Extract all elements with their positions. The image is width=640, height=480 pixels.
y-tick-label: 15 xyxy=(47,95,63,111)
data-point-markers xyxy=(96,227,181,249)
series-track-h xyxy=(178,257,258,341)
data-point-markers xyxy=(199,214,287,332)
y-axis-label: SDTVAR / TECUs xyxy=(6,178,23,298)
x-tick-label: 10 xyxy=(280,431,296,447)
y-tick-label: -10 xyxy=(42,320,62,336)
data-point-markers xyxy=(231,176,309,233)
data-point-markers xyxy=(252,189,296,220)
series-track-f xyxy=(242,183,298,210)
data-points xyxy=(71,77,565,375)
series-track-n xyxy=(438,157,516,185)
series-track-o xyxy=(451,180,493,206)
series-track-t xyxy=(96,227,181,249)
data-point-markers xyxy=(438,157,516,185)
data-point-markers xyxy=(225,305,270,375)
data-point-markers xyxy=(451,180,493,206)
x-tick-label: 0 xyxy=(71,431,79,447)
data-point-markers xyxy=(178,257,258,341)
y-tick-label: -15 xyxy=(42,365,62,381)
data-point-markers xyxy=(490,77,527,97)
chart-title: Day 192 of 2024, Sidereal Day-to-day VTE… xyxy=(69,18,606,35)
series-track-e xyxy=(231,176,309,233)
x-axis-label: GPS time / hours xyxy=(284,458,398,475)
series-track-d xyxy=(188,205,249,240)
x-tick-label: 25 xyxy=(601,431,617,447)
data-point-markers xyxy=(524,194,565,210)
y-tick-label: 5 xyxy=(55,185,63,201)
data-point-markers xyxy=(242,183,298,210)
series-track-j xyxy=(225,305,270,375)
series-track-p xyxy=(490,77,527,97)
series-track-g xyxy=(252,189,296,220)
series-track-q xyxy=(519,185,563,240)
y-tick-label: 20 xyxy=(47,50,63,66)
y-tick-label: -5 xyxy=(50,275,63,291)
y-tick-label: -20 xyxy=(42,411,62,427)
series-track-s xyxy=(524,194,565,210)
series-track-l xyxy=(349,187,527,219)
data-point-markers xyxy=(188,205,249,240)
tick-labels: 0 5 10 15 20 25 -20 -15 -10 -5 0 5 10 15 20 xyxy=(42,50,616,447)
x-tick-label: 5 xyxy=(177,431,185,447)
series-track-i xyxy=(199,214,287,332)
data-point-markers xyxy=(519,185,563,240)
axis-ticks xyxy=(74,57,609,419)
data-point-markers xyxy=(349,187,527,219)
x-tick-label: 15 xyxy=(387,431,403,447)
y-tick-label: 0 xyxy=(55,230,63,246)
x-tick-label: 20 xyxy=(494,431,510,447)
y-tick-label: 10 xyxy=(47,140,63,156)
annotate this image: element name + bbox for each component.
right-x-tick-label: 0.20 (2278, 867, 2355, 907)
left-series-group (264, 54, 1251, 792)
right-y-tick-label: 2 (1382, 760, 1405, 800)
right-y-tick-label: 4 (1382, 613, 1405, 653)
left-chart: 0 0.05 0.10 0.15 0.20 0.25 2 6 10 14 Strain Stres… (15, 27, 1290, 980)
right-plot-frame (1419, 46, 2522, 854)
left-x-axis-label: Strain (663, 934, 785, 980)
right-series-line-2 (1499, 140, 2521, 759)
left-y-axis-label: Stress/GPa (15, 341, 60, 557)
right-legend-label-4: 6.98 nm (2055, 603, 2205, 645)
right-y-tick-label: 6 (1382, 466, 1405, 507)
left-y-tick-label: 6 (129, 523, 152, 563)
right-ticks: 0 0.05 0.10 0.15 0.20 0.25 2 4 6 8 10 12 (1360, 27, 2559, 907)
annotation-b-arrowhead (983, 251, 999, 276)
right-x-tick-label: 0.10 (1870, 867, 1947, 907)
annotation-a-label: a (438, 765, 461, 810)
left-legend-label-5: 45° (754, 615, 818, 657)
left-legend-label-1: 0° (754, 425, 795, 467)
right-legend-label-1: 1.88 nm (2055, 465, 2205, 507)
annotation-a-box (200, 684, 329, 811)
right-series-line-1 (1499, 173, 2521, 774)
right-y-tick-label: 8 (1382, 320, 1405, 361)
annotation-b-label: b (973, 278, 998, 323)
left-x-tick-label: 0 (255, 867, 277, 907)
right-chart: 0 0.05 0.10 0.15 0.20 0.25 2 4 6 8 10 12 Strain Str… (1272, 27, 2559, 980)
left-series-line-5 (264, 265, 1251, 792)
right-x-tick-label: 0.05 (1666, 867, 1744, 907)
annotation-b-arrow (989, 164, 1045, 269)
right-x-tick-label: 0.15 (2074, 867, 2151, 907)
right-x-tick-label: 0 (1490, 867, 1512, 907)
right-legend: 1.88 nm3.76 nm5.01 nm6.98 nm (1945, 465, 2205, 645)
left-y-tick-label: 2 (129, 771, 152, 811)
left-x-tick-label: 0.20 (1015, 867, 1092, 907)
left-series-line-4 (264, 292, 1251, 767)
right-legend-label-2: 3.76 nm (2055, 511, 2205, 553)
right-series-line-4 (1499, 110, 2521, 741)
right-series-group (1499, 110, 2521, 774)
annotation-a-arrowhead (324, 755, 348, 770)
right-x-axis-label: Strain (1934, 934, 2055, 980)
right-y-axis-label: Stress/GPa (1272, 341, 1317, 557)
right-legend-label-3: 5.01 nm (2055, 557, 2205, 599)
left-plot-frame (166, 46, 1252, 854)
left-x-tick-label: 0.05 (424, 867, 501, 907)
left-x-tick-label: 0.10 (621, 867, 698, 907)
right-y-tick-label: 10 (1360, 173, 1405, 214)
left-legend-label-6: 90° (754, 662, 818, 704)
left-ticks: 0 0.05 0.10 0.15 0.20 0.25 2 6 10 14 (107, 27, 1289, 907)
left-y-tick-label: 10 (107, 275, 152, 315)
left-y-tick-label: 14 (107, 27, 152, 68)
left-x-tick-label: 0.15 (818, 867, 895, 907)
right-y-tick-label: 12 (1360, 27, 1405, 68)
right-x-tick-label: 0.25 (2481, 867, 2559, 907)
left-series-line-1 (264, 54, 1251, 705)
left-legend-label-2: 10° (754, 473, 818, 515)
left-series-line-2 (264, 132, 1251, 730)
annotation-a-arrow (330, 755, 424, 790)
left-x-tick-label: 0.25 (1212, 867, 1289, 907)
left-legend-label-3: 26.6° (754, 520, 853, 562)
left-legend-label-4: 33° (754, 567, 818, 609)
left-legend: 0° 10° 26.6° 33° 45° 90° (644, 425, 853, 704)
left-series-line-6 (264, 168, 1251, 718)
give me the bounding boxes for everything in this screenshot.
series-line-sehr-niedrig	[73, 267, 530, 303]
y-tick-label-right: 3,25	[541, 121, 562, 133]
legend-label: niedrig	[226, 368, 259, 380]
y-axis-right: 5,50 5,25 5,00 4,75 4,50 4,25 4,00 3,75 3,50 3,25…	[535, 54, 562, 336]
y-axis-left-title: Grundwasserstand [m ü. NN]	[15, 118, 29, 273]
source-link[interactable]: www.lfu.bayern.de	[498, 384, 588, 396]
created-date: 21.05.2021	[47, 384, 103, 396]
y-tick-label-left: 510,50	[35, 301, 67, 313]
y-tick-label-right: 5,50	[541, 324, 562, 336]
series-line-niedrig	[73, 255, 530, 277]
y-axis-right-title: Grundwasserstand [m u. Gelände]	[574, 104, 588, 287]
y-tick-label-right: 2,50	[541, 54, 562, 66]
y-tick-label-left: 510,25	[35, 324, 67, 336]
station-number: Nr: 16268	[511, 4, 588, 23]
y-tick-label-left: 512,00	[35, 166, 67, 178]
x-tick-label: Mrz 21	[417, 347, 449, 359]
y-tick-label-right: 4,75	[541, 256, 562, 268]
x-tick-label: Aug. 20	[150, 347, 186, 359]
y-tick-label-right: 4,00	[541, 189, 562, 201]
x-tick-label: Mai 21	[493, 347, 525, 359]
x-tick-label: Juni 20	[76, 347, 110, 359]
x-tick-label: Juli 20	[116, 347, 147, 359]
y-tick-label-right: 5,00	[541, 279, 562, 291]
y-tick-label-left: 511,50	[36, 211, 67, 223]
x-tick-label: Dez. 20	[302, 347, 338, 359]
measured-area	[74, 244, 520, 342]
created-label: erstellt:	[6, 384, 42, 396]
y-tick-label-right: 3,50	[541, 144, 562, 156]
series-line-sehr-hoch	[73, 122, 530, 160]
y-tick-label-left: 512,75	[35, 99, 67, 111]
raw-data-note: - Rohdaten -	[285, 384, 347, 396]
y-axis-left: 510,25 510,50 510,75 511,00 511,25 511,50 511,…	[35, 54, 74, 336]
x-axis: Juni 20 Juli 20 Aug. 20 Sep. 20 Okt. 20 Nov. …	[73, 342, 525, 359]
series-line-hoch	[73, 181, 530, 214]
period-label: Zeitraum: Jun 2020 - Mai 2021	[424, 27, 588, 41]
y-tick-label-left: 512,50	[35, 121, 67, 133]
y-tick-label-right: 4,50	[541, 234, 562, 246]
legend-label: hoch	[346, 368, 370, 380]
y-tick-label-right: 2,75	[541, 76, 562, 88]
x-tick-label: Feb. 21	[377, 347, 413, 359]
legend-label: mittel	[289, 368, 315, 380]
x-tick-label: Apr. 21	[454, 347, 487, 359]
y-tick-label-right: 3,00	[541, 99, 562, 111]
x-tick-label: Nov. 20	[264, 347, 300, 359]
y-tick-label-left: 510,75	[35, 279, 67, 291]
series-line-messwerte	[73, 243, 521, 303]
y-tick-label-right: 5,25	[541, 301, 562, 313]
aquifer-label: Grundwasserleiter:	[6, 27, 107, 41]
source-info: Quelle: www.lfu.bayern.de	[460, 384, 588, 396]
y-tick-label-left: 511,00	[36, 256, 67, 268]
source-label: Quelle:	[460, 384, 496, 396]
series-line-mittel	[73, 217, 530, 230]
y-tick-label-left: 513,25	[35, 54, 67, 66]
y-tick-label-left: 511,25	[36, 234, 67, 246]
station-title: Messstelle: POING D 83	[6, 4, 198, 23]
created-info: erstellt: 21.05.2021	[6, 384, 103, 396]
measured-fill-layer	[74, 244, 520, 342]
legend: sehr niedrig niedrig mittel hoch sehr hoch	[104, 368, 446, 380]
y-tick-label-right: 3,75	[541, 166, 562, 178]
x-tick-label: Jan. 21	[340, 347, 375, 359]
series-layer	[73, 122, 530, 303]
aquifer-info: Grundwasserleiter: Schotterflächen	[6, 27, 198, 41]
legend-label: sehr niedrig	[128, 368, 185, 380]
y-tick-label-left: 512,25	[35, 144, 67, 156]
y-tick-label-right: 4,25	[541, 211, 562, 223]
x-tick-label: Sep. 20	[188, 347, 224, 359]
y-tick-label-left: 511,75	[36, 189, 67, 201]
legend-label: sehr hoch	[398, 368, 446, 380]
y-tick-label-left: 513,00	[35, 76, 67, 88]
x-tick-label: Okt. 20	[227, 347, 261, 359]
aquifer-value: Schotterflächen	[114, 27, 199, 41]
= = = =
Write out, without any change, the lines from the first line of the records through the line containing "data-point-markers xyxy=(225,305,270,375)", both ends included.

Extract all elements with their positions. The image is width=640, height=480 pixels.
y-tick-label: 15 xyxy=(47,95,63,111)
data-point-markers xyxy=(96,227,181,249)
series-track-h xyxy=(178,257,258,341)
data-point-markers xyxy=(199,214,287,332)
y-axis-label: SDTVAR / TECUs xyxy=(6,178,23,298)
x-tick-label: 10 xyxy=(280,431,296,447)
y-tick-label: -10 xyxy=(42,320,62,336)
data-point-markers xyxy=(231,176,309,233)
data-point-markers xyxy=(252,189,296,220)
series-track-f xyxy=(242,183,298,210)
data-points xyxy=(71,77,565,375)
series-track-n xyxy=(438,157,516,185)
series-track-o xyxy=(451,180,493,206)
series-track-t xyxy=(96,227,181,249)
data-point-markers xyxy=(438,157,516,185)
data-point-markers xyxy=(225,305,270,375)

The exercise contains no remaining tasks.